### Extract provided
■ ■ ■ ■ ■ ■ ■

A federal district court, applying California law, has held that a “no voluntary payment” provision precluded coverage for defense expenses voluntarily incurred by an insured pursuant to its agreement to indemnify its directors and officers prior to providing notice to the insurer of its indemnity obligation. Corthera, Inc. v. Scottsdale Ins. Co., 2016 WL 270951 (C.D. Cal. Jan. 22, 2016).

The insured sought coverage under its business and management indemnity liability policy—which imposed a duty to defend on the insurer—in connection with its obligation to indemnify its officers and directors as a result of a lawsuit alleging violations of a competitor’s intellectual property rights. The amended complaint named two additional insured directors as defendants, one of whom had a conflict with counsel previously consented to by the insurer. That director selected separate counsel, who then requested indemnification from the insured. The insured agreed to indemnify the director and notified the insurer of this additional obligation.

Upon receiving an invoice from the director’s separate counsel, the insurer advised the insured that it had not consented to separate counsel’s retention, believed the amount of the invoice did not appear reasonable, and would not recognize separate counsel’s fees incurred without its consent. While the insurer and the insured continued to negotiate regarding separate counsel, the court granted the motion to dismiss filed by separate counsel in the underlying action, which was then appealed. The insurer appointed new counsel in connection with the appeal, but the director would not permit appointed counsel to assume his defense. The insured then asserted that the insurer’s prior reservation of rights letter accepting coverage for the matter and consenting to counsel for the other insured defendants in the litigation created a conflict of interest that entitled the remaining director to separate counsel of his choosing. When the insurer disagreed, the insured initiated coverage litigation, and the parties filed cross-motions for partial summary judgment.

■ ■ ■ ■ ■ ■ ■

### Request 1
In the records, repeat word for word the stretch from the line containing "988, 1082, 1007]" through the line containing "1995, 1082, 2013]".

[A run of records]
■ ■ ■ ■ ■ ■ ■

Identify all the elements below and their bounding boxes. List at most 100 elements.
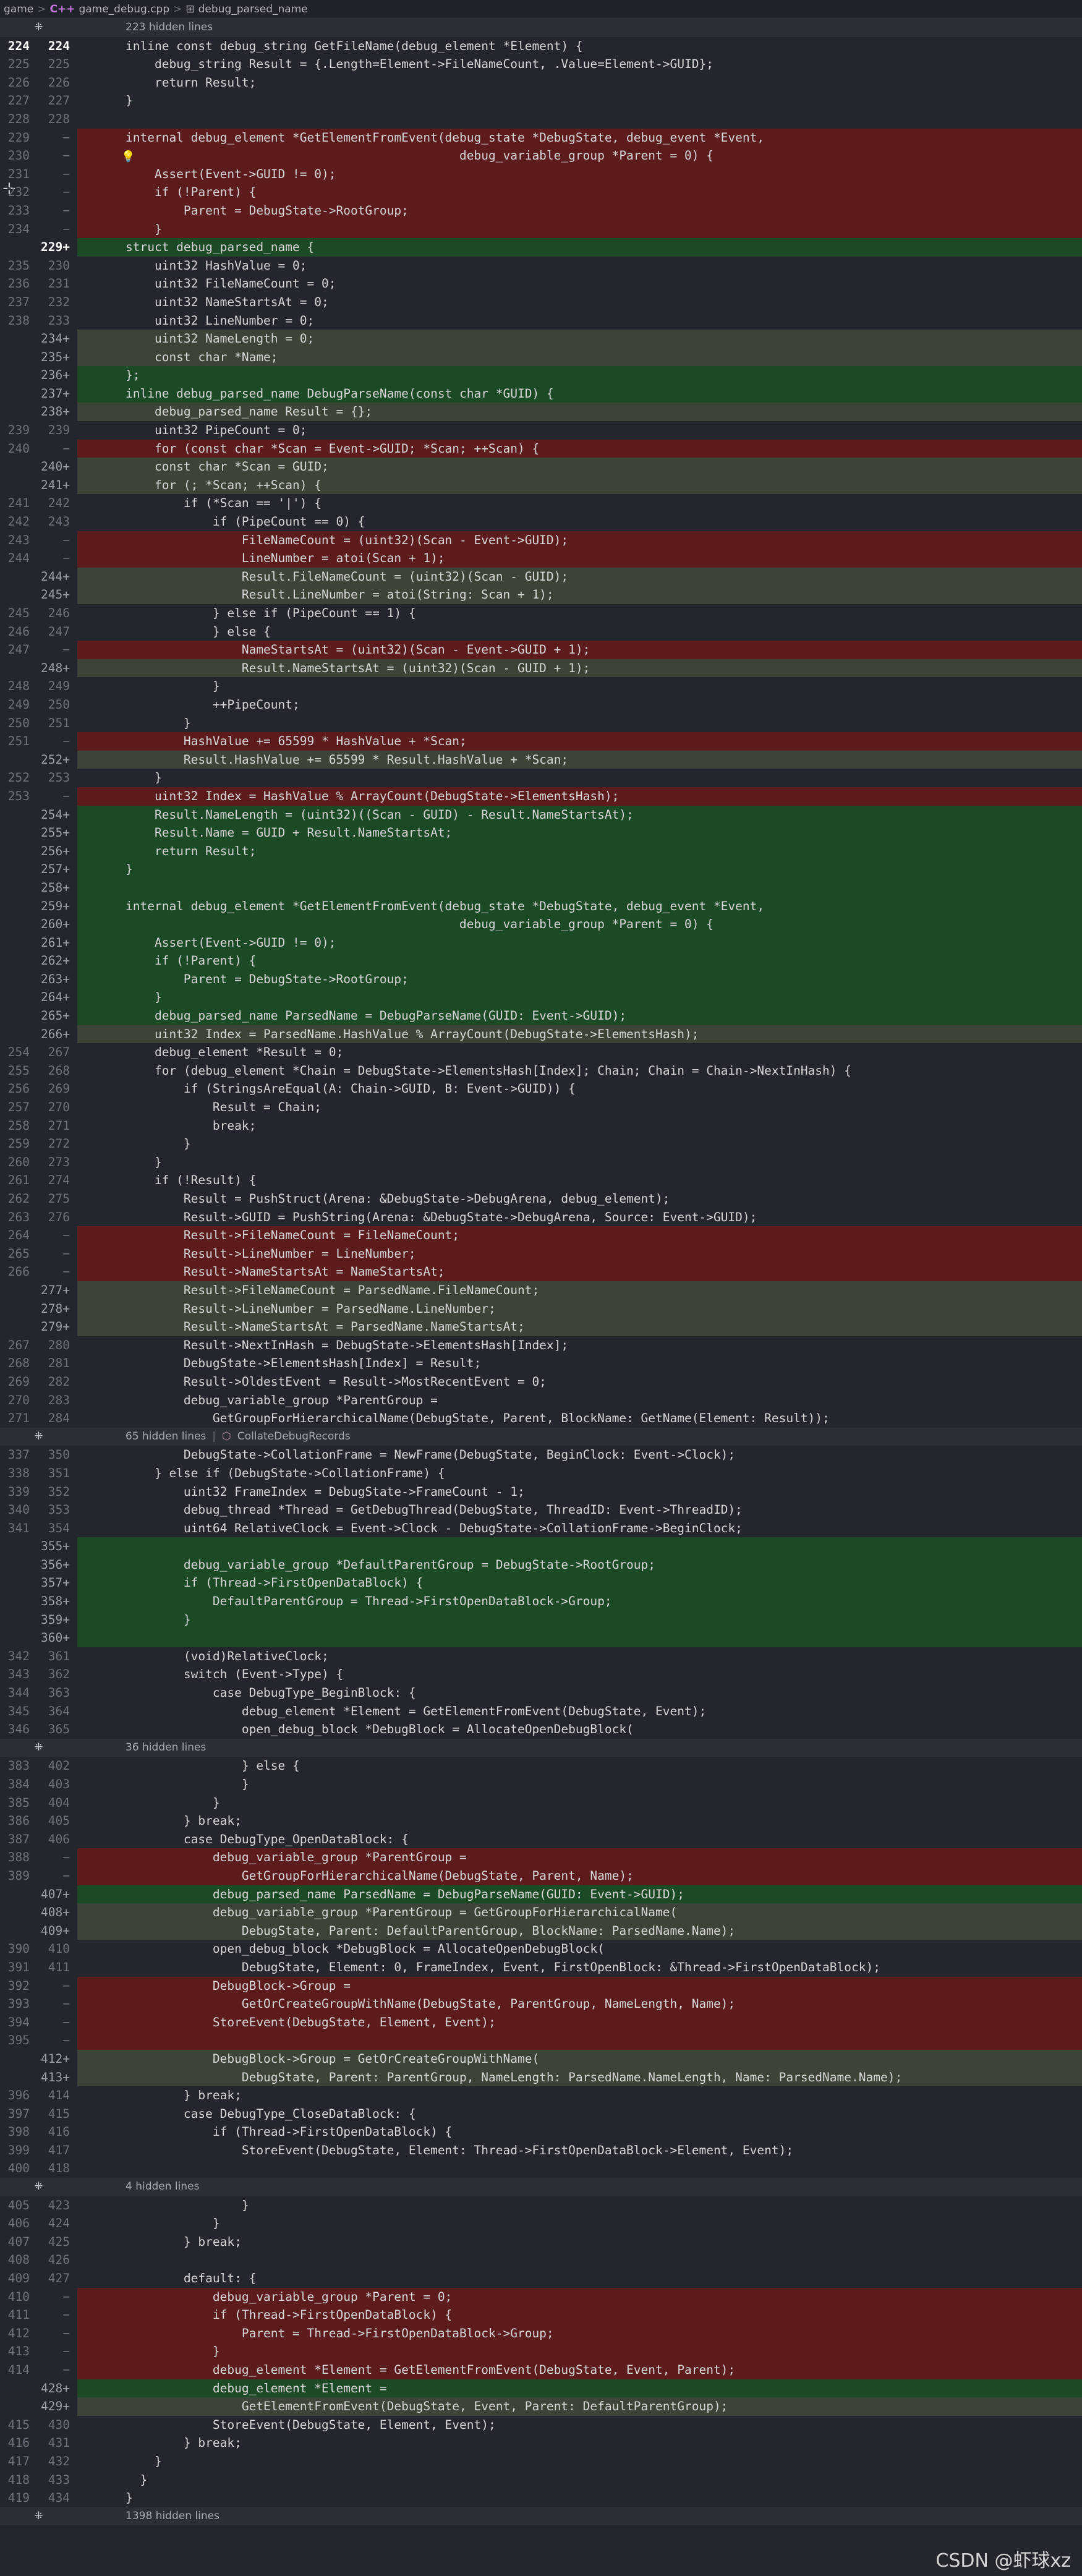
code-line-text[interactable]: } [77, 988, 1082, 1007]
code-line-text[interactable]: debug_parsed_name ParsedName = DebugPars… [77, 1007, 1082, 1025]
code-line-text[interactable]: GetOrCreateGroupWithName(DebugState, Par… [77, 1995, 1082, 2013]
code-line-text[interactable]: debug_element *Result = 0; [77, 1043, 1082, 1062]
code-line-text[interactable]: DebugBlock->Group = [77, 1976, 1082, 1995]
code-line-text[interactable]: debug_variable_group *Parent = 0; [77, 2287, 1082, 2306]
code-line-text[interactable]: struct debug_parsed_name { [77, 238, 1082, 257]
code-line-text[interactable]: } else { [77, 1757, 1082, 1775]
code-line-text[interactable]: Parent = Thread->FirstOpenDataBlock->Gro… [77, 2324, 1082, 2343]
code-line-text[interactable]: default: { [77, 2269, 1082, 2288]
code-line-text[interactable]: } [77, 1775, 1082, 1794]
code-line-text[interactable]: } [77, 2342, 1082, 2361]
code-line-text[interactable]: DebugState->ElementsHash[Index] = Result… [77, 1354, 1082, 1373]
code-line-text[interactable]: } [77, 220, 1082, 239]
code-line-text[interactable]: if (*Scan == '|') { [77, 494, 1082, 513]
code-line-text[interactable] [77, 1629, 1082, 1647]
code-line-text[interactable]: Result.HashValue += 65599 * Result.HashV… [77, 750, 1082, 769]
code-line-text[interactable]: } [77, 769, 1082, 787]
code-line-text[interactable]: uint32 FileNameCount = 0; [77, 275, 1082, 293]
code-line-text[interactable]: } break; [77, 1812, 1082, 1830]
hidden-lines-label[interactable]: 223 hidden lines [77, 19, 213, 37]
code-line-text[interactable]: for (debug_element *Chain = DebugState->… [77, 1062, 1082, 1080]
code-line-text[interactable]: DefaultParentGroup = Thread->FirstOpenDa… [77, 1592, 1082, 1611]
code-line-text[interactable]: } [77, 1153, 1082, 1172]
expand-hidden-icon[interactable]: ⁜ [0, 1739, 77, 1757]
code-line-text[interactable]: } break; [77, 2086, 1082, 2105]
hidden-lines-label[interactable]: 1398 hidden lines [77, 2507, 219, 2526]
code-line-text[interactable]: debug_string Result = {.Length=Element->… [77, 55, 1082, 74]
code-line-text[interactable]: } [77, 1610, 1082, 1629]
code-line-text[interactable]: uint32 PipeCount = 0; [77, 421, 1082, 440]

■ ■ ■ ■ ■ ■ ■

### Request 2
Quote the stretch of the insurance coverage case summary from "The insured sought" through "this additional obligation.".

### Correct result 1
code-line-text[interactable]: } [77, 988, 1082, 1007]
code-line-text[interactable]: debug_parsed_name ParsedName = DebugPars… [77, 1007, 1082, 1025]
code-line-text[interactable]: GetOrCreateGroupWithName(DebugState, Par… [77, 1995, 1082, 2013]

### Correct result 2
The insured sought coverage under its business and management indemnity liability policy—which imposed a duty to defend on the insurer—in connection with its obligation to indemnify its officers and directors as a result of a lawsuit alleging violations of a competitor’s intellectual property rights. The amended complaint named two additional insured directors as defendants, one of whom had a conflict with counsel previously consented to by the insurer. That director selected separate counsel, who then requested indemnification from the insured. The insured agreed to indemnify the director and notified the insurer of this additional obligation.